DIRECTION: Find the lines that hold the word "中山市朗欧服装有限公司" and return them.

EXTRACTED MATERIAL:

+-------+

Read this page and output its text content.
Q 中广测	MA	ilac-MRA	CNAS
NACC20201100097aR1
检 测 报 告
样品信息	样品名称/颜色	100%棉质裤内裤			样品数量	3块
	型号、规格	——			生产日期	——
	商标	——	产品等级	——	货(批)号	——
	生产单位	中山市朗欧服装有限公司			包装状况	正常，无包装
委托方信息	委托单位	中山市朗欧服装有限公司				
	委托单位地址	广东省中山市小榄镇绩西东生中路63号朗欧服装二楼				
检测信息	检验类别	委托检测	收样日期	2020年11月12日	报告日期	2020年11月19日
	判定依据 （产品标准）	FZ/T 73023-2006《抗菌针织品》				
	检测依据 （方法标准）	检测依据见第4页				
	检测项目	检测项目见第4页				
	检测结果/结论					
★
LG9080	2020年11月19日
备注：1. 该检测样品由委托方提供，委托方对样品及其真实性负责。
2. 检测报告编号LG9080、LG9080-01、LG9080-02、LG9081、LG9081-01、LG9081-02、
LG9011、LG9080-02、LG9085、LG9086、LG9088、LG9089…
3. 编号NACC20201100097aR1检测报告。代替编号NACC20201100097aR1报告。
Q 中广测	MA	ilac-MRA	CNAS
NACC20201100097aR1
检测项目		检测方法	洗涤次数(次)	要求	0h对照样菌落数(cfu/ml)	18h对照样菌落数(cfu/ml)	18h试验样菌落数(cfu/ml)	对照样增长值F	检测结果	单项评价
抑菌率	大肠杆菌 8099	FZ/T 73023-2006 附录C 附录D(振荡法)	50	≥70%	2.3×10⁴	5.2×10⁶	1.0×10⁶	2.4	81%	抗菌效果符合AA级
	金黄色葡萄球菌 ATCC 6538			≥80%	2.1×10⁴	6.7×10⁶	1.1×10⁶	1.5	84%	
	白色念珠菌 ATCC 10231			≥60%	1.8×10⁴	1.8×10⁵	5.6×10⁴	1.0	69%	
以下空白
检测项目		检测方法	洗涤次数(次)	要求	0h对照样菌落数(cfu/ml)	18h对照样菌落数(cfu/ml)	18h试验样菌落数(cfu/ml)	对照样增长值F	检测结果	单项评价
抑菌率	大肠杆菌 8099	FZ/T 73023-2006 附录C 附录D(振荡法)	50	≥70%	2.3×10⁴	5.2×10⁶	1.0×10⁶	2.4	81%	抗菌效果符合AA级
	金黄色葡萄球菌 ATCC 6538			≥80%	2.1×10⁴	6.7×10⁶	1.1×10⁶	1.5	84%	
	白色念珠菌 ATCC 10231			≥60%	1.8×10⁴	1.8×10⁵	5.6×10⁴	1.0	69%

+-------+

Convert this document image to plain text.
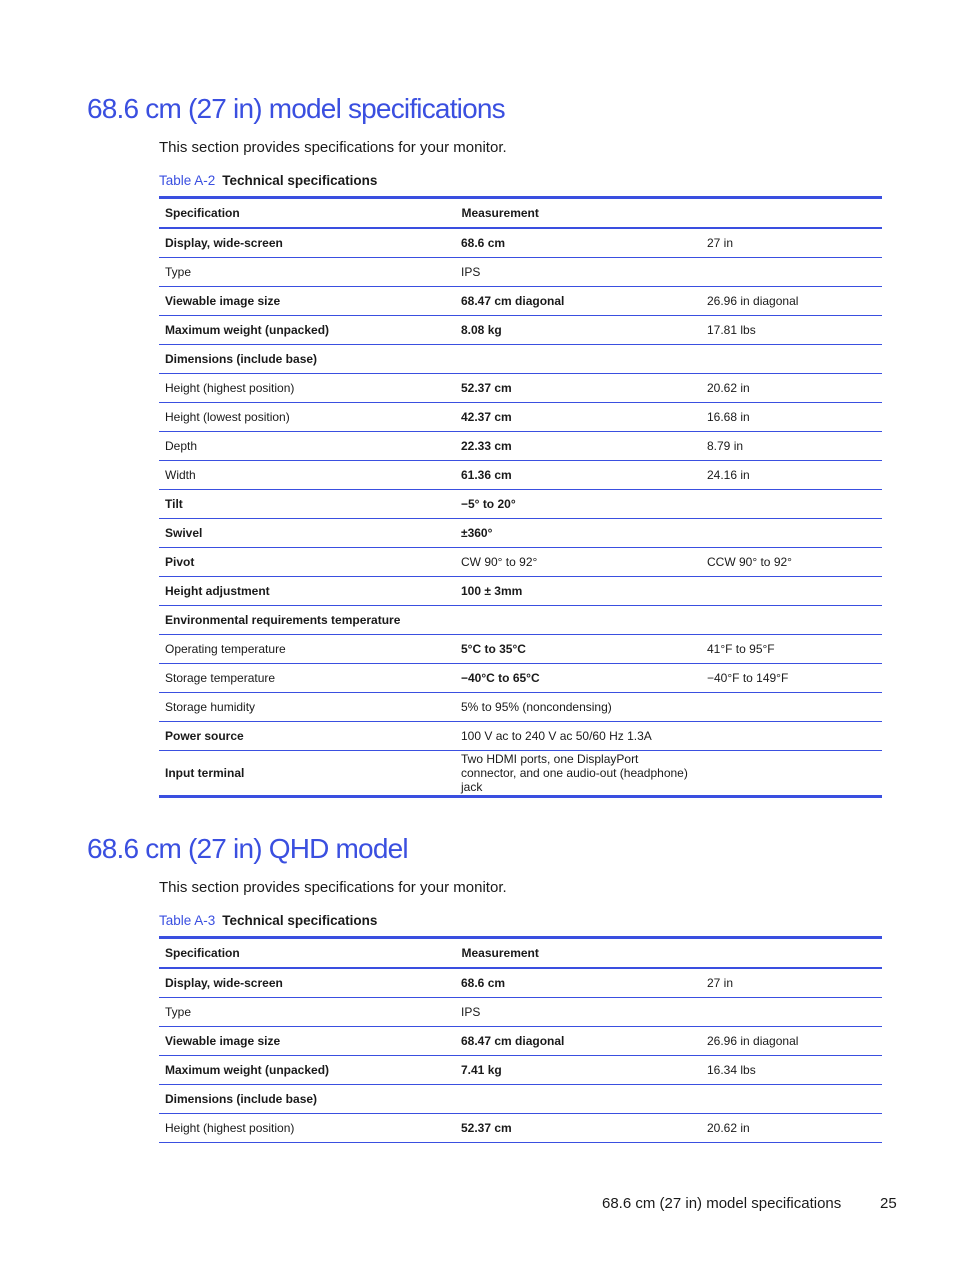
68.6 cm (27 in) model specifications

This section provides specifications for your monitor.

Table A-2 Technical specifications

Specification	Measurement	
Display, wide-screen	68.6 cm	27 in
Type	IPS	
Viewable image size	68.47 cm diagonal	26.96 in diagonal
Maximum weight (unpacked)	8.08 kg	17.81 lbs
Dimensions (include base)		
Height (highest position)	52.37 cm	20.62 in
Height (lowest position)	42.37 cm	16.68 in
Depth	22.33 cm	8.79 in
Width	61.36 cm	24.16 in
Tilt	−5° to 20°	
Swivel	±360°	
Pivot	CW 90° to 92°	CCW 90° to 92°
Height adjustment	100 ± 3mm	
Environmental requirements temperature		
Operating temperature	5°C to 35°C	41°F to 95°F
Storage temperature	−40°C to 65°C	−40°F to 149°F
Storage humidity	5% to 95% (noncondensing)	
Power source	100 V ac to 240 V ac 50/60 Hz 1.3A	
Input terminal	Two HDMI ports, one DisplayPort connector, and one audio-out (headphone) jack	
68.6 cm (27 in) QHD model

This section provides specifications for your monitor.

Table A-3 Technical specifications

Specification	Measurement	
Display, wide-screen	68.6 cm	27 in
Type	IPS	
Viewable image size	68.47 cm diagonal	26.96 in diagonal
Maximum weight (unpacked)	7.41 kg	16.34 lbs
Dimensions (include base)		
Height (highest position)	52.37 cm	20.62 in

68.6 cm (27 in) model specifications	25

+-------+

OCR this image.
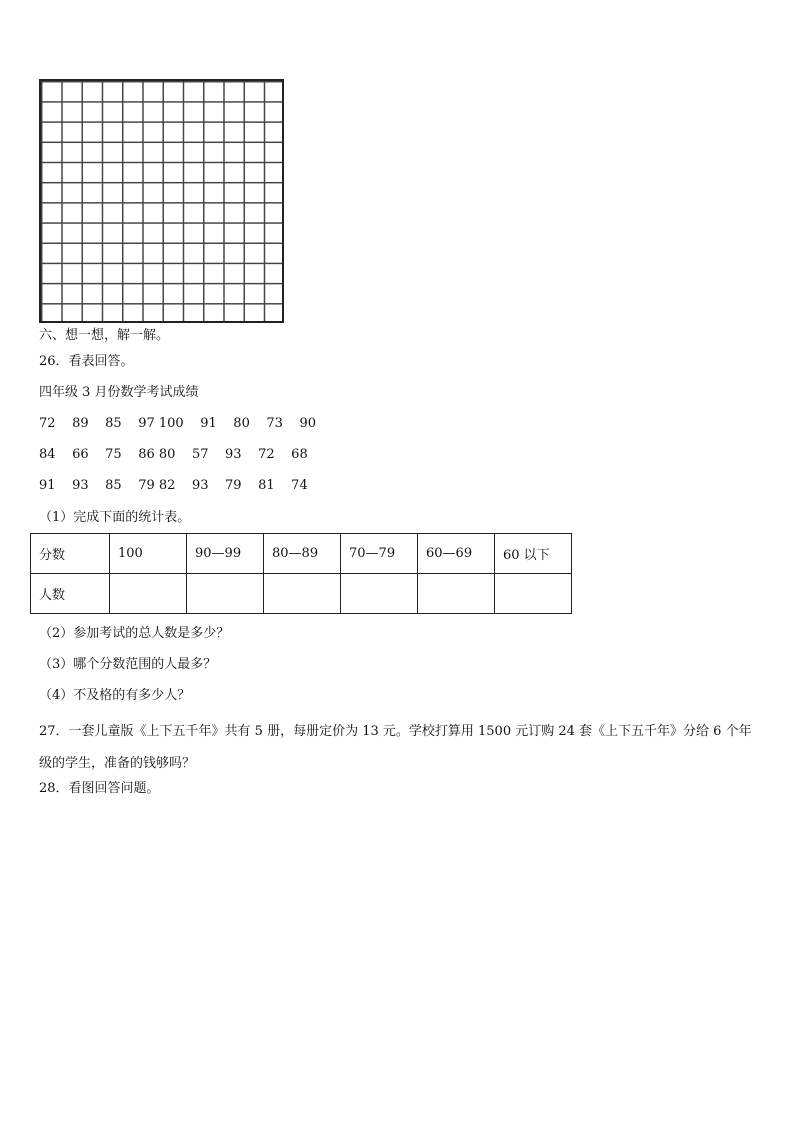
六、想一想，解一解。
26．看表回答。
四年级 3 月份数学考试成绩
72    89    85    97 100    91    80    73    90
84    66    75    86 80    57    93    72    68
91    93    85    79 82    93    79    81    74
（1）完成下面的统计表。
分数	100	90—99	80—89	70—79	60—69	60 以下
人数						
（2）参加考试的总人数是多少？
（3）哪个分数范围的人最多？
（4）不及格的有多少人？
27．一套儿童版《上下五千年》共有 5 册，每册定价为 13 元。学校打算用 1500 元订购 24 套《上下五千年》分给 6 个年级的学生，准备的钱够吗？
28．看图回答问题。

+-------+

EXPECTED ANSWER:
	生产单位	中山市朗欧服装有限公司			包装状况	正常，无包装
委托方信息	委托单位	中山市朗欧服装有限公司				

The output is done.